— Begin —
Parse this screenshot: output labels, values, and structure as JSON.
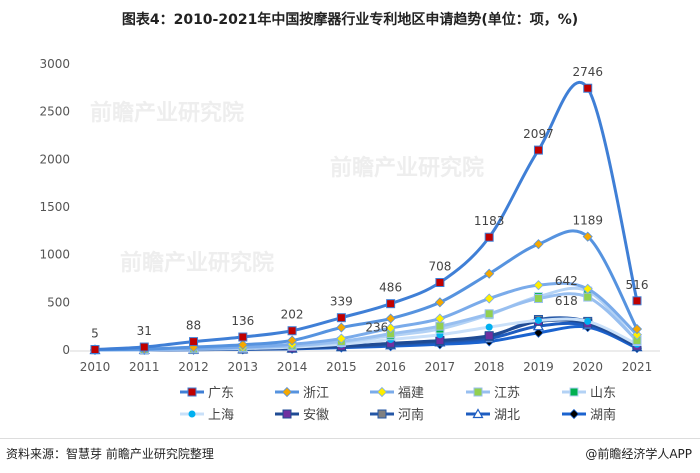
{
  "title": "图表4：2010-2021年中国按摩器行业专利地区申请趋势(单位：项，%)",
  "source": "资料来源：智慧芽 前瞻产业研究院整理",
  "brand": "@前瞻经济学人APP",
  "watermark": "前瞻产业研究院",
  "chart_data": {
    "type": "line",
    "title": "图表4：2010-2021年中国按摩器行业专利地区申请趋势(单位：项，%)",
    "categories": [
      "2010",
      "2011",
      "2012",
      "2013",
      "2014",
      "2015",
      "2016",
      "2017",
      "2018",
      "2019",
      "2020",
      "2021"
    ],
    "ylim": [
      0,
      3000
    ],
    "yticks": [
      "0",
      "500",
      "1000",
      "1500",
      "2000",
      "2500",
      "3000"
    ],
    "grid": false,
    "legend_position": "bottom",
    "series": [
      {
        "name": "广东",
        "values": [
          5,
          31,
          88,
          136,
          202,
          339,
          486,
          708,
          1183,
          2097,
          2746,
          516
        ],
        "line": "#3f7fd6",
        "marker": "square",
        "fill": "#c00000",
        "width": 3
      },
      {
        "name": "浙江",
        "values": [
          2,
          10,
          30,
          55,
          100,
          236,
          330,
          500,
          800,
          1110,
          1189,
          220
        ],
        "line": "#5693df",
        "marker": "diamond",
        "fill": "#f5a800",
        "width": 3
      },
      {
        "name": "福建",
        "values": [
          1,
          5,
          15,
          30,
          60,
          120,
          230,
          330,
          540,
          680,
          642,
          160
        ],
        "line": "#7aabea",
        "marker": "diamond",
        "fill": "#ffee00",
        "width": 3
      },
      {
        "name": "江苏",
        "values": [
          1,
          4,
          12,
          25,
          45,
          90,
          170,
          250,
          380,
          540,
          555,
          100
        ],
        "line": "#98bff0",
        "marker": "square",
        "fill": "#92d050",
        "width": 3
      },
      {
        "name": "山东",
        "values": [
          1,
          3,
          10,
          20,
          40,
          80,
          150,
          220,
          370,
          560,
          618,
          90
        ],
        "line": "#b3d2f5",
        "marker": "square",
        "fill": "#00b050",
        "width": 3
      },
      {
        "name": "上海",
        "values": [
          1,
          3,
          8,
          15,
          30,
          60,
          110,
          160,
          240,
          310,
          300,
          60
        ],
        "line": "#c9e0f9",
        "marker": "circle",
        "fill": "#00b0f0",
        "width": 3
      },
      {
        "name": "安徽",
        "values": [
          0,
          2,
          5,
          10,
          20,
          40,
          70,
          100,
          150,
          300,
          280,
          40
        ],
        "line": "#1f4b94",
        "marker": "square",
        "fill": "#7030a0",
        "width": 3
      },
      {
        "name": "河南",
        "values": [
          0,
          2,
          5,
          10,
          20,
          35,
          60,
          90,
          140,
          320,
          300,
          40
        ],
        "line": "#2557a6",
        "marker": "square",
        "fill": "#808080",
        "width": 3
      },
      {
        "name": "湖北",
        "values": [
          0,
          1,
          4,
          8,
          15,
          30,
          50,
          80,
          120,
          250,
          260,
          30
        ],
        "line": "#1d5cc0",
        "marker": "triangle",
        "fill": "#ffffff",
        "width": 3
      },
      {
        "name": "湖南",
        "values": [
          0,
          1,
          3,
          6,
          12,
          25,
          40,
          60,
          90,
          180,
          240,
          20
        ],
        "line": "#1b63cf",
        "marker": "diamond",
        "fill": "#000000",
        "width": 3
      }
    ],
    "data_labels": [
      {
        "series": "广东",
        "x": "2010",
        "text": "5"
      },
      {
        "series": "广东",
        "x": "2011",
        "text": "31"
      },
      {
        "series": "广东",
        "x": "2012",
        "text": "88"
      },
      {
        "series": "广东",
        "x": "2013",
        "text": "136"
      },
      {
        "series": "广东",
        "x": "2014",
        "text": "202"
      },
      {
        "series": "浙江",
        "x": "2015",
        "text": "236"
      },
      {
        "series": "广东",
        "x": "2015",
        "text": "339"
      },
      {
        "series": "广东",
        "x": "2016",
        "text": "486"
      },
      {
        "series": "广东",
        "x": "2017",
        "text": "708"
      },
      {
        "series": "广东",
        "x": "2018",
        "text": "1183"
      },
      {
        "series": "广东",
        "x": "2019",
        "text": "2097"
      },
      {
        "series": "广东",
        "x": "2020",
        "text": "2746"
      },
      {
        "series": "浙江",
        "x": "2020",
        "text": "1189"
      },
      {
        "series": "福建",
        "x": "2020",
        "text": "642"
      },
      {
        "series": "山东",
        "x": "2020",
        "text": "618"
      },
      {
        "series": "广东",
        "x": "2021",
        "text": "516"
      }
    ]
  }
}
— End —
▸ THE PROBLEM: Strip out the images, then output the records above word for word.

▸ RESPONSE BELOW:
Parse this screenshot: output labels, values, and structure as JSON.
{
  "title": "图表4：2010-2021年中国按摩器行业专利地区申请趋势(单位：项，%)",
  "source": "资料来源：智慧芽 前瞻产业研究院整理",
  "brand": "@前瞻经济学人APP",
  "watermark": "前瞻产业研究院",
  "chart_data": {
    "type": "line",
    "title": "图表4：2010-2021年中国按摩器行业专利地区申请趋势(单位：项，%)",
    "categories": [
      "2010",
      "2011",
      "2012",
      "2013",
      "2014",
      "2015",
      "2016",
      "2017",
      "2018",
      "2019",
      "2020",
      "2021"
    ],
    "ylim": [
      0,
      3000
    ],
    "yticks": [
      "0",
      "500",
      "1000",
      "1500",
      "2000",
      "2500",
      "3000"
    ],
    "grid": false,
    "legend_position": "bottom",
    "series": [
      {
        "name": "广东",
        "values": [
          5,
          31,
          88,
          136,
          202,
          339,
          486,
          708,
          1183,
          2097,
          2746,
          516
        ],
        "line": "#3f7fd6",
        "marker": "square",
        "fill": "#c00000",
        "width": 3
      },
      {
        "name": "浙江",
        "values": [
          2,
          10,
          30,
          55,
          100,
          236,
          330,
          500,
          800,
          1110,
          1189,
          220
        ],
        "line": "#5693df",
        "marker": "diamond",
        "fill": "#f5a800",
        "width": 3
      },
      {
        "name": "福建",
        "values": [
          1,
          5,
          15,
          30,
          60,
          120,
          230,
          330,
          540,
          680,
          642,
          160
        ],
        "line": "#7aabea",
        "marker": "diamond",
        "fill": "#ffee00",
        "width": 3
      },
      {
        "name": "江苏",
        "values": [
          1,
          4,
          12,
          25,
          45,
          90,
          170,
          250,
          380,
          540,
          555,
          100
        ],
        "line": "#98bff0",
        "marker": "square",
        "fill": "#92d050",
        "width": 3
      },
      {
        "name": "山东",
        "values": [
          1,
          3,
          10,
          20,
          40,
          80,
          150,
          220,
          370,
          560,
          618,
          90
        ],
        "line": "#b3d2f5",
        "marker": "square",
        "fill": "#00b050",
        "width": 3
      },
      {
        "name": "上海",
        "values": [
          1,
          3,
          8,
          15,
          30,
          60,
          110,
          160,
          240,
          310,
          300,
          60
        ],
        "line": "#c9e0f9",
        "marker": "circle",
        "fill": "#00b0f0",
        "width": 3
      },
      {
        "name": "安徽",
        "values": [
          0,
          2,
          5,
          10,
          20,
          40,
          70,
          100,
          150,
          300,
          280,
          40
        ],
        "line": "#1f4b94",
        "marker": "square",
        "fill": "#7030a0",
        "width": 3
      },
      {
        "name": "河南",
        "values": [
          0,
          2,
          5,
          10,
          20,
          35,
          60,
          90,
          140,
          320,
          300,
          40
        ],
        "line": "#2557a6",
        "marker": "square",
        "fill": "#808080",
        "width": 3
      },
      {
        "name": "湖北",
        "values": [
          0,
          1,
          4,
          8,
          15,
          30,
          50,
          80,
          120,
          250,
          260,
          30
        ],
        "line": "#1d5cc0",
        "marker": "triangle",
        "fill": "#ffffff",
        "width": 3
      },
      {
        "name": "湖南",
        "values": [
          0,
          1,
          3,
          6,
          12,
          25,
          40,
          60,
          90,
          180,
          240,
          20
        ],
        "line": "#1b63cf",
        "marker": "diamond",
        "fill": "#000000",
        "width": 3
      }
    ],
    "data_labels": [
      {
        "series": "广东",
        "x": "2010",
        "text": "5"
      },
      {
        "series": "广东",
        "x": "2011",
        "text": "31"
      },
      {
        "series": "广东",
        "x": "2012",
        "text": "88"
      },
      {
        "series": "广东",
        "x": "2013",
        "text": "136"
      },
      {
        "series": "广东",
        "x": "2014",
        "text": "202"
      },
      {
        "series": "浙江",
        "x": "2015",
        "text": "236"
      },
      {
        "series": "广东",
        "x": "2015",
        "text": "339"
      },
      {
        "series": "广东",
        "x": "2016",
        "text": "486"
      },
      {
        "series": "广东",
        "x": "2017",
        "text": "708"
      },
      {
        "series": "广东",
        "x": "2018",
        "text": "1183"
      },
      {
        "series": "广东",
        "x": "2019",
        "text": "2097"
      },
      {
        "series": "广东",
        "x": "2020",
        "text": "2746"
      },
      {
        "series": "浙江",
        "x": "2020",
        "text": "1189"
      },
      {
        "series": "福建",
        "x": "2020",
        "text": "642"
      },
      {
        "series": "山东",
        "x": "2020",
        "text": "618"
      },
      {
        "series": "广东",
        "x": "2021",
        "text": "516"
      }
    ]
  }
}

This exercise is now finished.